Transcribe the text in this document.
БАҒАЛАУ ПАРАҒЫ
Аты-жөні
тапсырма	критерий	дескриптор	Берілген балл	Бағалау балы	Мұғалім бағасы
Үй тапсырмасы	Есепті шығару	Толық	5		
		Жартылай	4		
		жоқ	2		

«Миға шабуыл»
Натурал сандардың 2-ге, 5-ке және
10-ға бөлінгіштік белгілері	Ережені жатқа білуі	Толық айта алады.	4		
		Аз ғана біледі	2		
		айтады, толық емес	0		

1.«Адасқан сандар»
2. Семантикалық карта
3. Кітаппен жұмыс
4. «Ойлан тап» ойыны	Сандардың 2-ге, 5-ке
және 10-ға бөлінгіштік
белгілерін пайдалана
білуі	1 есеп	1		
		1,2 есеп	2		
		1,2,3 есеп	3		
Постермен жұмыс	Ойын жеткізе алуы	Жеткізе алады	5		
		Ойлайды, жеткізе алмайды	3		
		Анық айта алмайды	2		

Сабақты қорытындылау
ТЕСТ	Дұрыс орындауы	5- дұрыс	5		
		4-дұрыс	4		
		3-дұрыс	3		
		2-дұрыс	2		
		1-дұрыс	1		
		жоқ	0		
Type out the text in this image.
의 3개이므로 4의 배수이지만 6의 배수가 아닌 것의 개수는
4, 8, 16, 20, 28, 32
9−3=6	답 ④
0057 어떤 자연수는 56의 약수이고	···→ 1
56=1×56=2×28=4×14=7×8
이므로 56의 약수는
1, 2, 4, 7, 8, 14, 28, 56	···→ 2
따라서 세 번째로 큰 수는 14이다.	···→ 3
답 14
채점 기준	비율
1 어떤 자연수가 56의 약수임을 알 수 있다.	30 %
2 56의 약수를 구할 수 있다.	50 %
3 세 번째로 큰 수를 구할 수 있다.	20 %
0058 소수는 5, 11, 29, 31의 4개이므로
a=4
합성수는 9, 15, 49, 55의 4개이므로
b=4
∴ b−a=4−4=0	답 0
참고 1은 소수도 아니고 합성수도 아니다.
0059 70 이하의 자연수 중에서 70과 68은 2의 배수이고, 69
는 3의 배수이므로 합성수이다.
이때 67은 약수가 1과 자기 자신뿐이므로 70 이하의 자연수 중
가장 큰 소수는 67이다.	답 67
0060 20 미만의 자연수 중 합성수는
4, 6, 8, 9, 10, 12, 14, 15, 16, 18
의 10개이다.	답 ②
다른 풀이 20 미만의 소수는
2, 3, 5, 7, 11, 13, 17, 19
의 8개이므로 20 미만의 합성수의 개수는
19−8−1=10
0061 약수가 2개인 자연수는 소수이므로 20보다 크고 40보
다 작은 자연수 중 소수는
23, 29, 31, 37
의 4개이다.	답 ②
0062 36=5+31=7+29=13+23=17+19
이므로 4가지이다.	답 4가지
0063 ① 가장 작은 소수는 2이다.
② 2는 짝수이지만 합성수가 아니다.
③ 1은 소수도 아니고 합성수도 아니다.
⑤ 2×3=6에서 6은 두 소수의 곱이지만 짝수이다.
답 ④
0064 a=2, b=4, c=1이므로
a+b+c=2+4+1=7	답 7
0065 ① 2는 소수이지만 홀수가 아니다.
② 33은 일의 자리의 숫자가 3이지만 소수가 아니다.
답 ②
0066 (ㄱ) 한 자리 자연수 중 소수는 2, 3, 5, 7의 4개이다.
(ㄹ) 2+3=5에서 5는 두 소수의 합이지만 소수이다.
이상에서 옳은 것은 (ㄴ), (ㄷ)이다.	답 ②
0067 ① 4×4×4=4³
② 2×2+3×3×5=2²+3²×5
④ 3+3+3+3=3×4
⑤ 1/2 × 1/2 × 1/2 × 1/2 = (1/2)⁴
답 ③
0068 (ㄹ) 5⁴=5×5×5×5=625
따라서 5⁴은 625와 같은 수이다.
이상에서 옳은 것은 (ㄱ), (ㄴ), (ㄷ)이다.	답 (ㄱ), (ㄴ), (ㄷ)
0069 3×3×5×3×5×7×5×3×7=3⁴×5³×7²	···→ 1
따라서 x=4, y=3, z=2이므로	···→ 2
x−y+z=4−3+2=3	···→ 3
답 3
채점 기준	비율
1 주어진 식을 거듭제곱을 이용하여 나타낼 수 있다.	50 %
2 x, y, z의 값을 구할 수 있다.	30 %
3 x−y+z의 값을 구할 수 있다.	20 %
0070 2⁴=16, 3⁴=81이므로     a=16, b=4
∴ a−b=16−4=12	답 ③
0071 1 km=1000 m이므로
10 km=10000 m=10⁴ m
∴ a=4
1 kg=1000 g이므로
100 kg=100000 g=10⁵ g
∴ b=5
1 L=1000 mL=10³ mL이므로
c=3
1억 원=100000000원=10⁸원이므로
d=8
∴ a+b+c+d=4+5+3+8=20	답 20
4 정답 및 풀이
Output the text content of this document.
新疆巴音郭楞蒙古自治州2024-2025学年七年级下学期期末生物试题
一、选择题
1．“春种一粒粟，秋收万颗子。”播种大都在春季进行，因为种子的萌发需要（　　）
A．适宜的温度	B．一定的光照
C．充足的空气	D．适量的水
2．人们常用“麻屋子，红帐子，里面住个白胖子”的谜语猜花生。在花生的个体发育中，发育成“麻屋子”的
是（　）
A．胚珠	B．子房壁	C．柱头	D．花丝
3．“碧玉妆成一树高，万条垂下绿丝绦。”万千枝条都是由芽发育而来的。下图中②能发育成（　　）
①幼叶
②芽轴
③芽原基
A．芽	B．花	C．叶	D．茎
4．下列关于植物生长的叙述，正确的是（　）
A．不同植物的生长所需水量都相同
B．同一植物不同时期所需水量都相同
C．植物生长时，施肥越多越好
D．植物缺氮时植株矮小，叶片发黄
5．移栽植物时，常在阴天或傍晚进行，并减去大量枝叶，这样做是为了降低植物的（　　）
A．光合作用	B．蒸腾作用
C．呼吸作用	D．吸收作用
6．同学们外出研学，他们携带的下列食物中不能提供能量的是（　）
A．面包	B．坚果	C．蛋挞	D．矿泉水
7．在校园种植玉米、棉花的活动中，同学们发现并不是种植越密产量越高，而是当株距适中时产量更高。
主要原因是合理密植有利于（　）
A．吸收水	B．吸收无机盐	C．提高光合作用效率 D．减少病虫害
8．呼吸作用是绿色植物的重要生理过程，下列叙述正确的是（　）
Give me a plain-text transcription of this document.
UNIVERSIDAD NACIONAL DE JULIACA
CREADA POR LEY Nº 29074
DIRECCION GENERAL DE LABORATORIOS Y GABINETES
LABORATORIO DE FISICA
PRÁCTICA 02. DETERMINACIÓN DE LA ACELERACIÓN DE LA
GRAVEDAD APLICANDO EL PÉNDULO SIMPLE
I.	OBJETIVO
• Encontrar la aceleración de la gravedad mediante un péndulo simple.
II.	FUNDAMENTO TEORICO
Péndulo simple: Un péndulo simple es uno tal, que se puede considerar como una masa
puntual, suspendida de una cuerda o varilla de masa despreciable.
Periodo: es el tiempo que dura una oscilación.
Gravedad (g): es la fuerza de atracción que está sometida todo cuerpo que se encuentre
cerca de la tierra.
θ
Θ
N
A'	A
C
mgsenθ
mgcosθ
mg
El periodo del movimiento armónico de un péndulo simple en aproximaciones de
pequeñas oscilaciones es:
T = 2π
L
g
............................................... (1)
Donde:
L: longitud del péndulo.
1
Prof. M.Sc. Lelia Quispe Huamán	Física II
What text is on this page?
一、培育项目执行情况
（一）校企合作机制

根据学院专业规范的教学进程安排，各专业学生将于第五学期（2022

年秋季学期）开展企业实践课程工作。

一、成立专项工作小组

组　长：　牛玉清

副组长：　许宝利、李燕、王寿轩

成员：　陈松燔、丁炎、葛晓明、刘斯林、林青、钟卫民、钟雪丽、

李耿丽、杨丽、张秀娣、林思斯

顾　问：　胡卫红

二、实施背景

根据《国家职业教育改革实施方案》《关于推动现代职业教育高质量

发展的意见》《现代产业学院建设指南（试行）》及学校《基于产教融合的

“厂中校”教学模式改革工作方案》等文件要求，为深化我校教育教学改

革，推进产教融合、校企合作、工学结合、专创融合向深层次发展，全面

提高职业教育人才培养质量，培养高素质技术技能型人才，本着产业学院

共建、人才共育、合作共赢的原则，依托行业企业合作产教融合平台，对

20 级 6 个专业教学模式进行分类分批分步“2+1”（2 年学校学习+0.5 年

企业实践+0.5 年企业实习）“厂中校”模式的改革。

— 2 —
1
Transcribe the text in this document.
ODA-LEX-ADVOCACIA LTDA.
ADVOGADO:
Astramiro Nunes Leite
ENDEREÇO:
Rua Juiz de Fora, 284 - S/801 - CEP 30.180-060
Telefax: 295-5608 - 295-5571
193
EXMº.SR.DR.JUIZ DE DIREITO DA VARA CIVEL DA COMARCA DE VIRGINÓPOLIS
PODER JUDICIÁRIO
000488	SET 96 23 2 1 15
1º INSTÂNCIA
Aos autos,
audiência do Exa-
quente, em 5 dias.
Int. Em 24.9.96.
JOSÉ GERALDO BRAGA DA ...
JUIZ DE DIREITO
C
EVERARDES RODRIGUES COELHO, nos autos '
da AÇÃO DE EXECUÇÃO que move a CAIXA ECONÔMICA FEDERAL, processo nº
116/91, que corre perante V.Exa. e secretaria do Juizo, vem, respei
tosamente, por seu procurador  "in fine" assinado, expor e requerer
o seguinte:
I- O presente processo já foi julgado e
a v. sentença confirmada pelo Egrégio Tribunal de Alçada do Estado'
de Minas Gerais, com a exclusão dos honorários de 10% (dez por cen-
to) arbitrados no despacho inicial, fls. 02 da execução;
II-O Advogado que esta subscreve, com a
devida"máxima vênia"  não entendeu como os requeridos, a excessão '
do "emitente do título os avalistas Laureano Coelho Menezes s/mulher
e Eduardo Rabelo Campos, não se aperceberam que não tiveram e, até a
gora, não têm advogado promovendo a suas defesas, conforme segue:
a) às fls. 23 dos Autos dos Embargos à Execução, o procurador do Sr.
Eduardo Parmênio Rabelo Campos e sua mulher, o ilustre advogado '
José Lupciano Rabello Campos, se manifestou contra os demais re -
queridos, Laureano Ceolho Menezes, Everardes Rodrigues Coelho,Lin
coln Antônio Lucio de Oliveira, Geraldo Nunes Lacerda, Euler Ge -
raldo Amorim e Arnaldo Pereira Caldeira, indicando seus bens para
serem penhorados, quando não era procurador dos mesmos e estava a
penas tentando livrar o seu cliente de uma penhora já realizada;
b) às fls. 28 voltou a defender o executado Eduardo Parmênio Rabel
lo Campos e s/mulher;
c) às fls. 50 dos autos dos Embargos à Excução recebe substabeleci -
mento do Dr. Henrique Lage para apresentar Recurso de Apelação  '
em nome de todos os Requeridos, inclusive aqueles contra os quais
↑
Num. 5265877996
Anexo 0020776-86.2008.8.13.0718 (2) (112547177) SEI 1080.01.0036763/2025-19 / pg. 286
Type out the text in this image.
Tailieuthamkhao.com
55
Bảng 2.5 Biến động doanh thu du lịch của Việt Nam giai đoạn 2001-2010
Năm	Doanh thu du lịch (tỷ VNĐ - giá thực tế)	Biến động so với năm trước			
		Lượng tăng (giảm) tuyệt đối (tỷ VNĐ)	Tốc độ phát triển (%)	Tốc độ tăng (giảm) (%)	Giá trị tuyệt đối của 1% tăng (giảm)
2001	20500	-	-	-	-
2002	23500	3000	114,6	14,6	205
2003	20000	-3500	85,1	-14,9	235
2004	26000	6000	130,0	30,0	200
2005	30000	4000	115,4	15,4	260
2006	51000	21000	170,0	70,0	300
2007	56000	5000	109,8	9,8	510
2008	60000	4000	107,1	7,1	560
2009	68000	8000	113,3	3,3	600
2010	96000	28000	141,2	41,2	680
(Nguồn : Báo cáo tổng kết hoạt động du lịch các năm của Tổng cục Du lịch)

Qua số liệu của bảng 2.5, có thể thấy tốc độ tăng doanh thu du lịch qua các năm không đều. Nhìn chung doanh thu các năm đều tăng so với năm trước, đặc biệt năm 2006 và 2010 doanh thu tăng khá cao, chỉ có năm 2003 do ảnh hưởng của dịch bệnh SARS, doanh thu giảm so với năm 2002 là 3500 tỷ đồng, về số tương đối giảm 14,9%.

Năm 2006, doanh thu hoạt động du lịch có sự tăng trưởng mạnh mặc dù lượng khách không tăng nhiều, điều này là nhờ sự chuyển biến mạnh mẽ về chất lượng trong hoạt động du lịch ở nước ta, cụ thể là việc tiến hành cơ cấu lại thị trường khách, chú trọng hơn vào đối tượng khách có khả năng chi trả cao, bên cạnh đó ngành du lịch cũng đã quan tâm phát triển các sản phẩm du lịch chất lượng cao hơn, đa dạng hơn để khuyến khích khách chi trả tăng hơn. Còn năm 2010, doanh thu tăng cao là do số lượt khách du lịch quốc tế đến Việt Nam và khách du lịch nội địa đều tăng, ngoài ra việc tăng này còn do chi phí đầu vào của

* * *

WORK INSTRUCTIONS:
State how many lines include the string "жұмыс". Give no other information.

OUTPUT OF THE EXERCISE:
2